▶ TASK TO COMPLETE
Locate each line containing the string "booking" and copy it out.

▶ DATASET ROWS
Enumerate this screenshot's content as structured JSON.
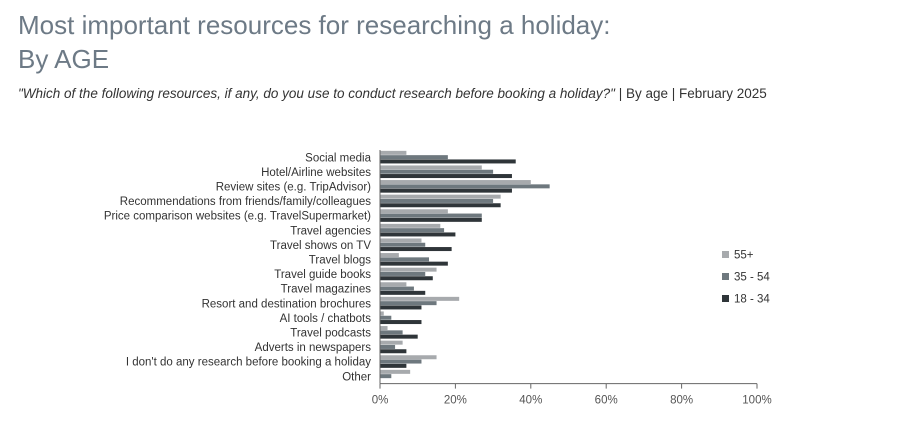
{
  "header": {
    "title_line1": "Most important resources for researching a holiday:",
    "title_line2": "By AGE",
    "question": "\"Which of the following resources, if any, do you use to conduct research before booking a holiday?\"",
    "meta": " | By age | February 2025"
  },
  "chart_data": {
    "type": "bar",
    "orientation": "horizontal",
    "categories": [
      "Social media",
      "Hotel/Airline websites",
      "Review sites (e.g. TripAdvisor)",
      "Recommendations from friends/family/colleagues",
      "Price comparison websites (e.g. TravelSupermarket)",
      "Travel agencies",
      "Travel shows on TV",
      "Travel blogs",
      "Travel guide books",
      "Travel magazines",
      "Resort and destination brochures",
      "AI tools / chatbots",
      "Travel podcasts",
      "Adverts in newspapers",
      "I don't do any research before booking a holiday",
      "Other"
    ],
    "series": [
      {
        "name": "55+",
        "color": "#a7aaad",
        "values": [
          7,
          27,
          40,
          32,
          18,
          16,
          11,
          5,
          15,
          7,
          21,
          1,
          2,
          6,
          15,
          8
        ]
      },
      {
        "name": "35 - 54",
        "color": "#6e787e",
        "values": [
          18,
          30,
          45,
          30,
          27,
          17,
          12,
          13,
          12,
          9,
          15,
          3,
          6,
          4,
          11,
          3
        ]
      },
      {
        "name": "18 - 34",
        "color": "#2f3539",
        "values": [
          36,
          35,
          35,
          32,
          27,
          20,
          19,
          18,
          14,
          12,
          11,
          11,
          10,
          7,
          7,
          0
        ]
      }
    ],
    "xlim": [
      0,
      100
    ],
    "xticks": [
      "0%",
      "20%",
      "40%",
      "60%",
      "80%",
      "100%"
    ],
    "legend_position": "right",
    "grid": false
  }
}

▶ FINAL RESULT
    "question": "\"Which of the following resources, if any, do you use to conduct research before booking a holiday?\"",
      "I don't do any research before booking a holiday",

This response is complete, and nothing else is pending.